What you should do:
Copy out all lines where "this" appears.

Dataset entries:
◇ ◇ ◇
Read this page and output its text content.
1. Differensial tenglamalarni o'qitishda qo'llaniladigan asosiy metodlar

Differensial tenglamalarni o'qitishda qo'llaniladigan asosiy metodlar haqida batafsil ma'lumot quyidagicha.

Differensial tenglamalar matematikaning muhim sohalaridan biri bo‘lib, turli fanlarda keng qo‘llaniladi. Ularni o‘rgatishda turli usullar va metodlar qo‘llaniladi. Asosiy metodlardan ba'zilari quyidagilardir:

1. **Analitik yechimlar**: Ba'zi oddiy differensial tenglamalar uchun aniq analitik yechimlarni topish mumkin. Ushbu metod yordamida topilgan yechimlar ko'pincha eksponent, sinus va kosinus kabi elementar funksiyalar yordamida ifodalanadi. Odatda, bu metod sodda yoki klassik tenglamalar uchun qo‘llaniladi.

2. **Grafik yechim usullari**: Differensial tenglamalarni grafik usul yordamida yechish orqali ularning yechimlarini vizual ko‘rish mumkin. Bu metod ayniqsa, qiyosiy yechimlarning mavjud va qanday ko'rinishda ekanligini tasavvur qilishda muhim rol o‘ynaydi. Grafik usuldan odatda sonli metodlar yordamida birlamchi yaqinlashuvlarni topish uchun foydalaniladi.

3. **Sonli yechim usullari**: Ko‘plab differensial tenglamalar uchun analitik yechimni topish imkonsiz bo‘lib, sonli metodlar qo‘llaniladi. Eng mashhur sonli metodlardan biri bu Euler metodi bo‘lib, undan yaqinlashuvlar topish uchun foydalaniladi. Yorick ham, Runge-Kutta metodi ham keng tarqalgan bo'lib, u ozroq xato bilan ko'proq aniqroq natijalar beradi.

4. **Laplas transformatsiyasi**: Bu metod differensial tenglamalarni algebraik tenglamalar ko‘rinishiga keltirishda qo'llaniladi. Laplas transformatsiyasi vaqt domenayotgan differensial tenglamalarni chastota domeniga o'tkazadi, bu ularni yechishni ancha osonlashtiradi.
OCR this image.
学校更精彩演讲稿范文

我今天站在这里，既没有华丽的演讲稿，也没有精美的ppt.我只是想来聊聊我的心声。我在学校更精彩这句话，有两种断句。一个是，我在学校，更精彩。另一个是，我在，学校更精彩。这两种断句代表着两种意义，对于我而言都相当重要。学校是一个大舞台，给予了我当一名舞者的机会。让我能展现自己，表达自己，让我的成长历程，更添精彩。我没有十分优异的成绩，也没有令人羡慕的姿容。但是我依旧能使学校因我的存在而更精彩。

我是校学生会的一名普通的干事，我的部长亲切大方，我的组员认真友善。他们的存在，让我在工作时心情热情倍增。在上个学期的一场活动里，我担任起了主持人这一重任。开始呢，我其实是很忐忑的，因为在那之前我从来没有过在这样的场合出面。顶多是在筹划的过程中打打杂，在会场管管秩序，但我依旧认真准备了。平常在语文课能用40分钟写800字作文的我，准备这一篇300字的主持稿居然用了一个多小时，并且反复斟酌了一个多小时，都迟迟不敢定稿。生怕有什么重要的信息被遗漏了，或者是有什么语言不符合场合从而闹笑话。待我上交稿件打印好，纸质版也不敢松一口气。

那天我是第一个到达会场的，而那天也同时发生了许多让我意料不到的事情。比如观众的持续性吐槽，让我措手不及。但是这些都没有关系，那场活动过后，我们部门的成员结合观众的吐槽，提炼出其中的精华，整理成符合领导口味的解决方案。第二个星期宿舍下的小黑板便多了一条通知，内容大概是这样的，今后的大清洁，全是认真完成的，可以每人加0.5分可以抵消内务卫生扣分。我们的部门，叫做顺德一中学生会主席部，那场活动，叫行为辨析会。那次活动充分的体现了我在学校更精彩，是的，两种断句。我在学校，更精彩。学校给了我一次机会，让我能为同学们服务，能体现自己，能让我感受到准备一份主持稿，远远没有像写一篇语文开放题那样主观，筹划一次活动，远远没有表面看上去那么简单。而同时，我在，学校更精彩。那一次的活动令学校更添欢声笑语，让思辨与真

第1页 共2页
◇ ◇ ◇
Written answer:
Read this page and output its text content.
OCR this image.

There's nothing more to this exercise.